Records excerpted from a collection
--- Begin ---

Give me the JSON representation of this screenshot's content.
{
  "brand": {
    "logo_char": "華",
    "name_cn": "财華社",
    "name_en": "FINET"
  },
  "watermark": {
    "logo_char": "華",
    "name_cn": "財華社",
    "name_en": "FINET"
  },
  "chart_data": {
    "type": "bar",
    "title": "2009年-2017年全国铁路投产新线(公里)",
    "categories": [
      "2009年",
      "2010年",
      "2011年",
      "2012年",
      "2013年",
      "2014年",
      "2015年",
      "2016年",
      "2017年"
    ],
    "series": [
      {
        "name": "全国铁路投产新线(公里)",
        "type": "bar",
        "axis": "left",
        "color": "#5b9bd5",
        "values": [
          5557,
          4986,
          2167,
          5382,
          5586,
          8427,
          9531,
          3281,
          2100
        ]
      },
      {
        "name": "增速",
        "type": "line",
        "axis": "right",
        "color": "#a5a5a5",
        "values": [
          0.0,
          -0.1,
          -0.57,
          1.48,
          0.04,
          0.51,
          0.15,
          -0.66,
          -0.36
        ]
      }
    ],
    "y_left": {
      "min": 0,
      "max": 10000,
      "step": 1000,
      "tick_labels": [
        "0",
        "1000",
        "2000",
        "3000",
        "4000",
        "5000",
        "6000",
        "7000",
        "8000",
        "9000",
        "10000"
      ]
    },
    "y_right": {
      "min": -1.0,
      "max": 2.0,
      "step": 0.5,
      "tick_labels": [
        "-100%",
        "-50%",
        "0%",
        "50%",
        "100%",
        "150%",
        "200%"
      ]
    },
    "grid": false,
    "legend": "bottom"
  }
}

--- End ---

### Given task
Output the full listing exactly as it stands.

### Result of the exercise
Give me the JSON representation of this screenshot's content.
{
  "brand": {
    "logo_char": "華",
    "name_cn": "财華社",
    "name_en": "FINET"
  },
  "watermark": {
    "logo_char": "華",
    "name_cn": "財華社",
    "name_en": "FINET"
  },
  "chart_data": {
    "type": "bar",
    "title": "2009年-2017年全国铁路投产新线(公里)",
    "categories": [
      "2009年",
      "2010年",
      "2011年",
      "2012年",
      "2013年",
      "2014年",
      "2015年",
      "2016年",
      "2017年"
    ],
    "series": [
      {
        "name": "全国铁路投产新线(公里)",
        "type": "bar",
        "axis": "left",
        "color": "#5b9bd5",
        "values": [
          5557,
          4986,
          2167,
          5382,
          5586,
          8427,
          9531,
          3281,
          2100
        ]
      },
      {
        "name": "增速",
        "type": "line",
        "axis": "right",
        "color": "#a5a5a5",
        "values": [
          0.0,
          -0.1,
          -0.57,
          1.48,
          0.04,
          0.51,
          0.15,
          -0.66,
          -0.36
        ]
      }
    ],
    "y_left": {
      "min": 0,
      "max": 10000,
      "step": 1000,
      "tick_labels": [
        "0",
        "1000",
        "2000",
        "3000",
        "4000",
        "5000",
        "6000",
        "7000",
        "8000",
        "9000",
        "10000"
      ]
    },
    "y_right": {
      "min": -1.0,
      "max": 2.0,
      "step": 0.5,
      "tick_labels": [
        "-100%",
        "-50%",
        "0%",
        "50%",
        "100%",
        "150%",
        "200%"
      ]
    },
    "grid": false,
    "legend": "bottom"
  }
}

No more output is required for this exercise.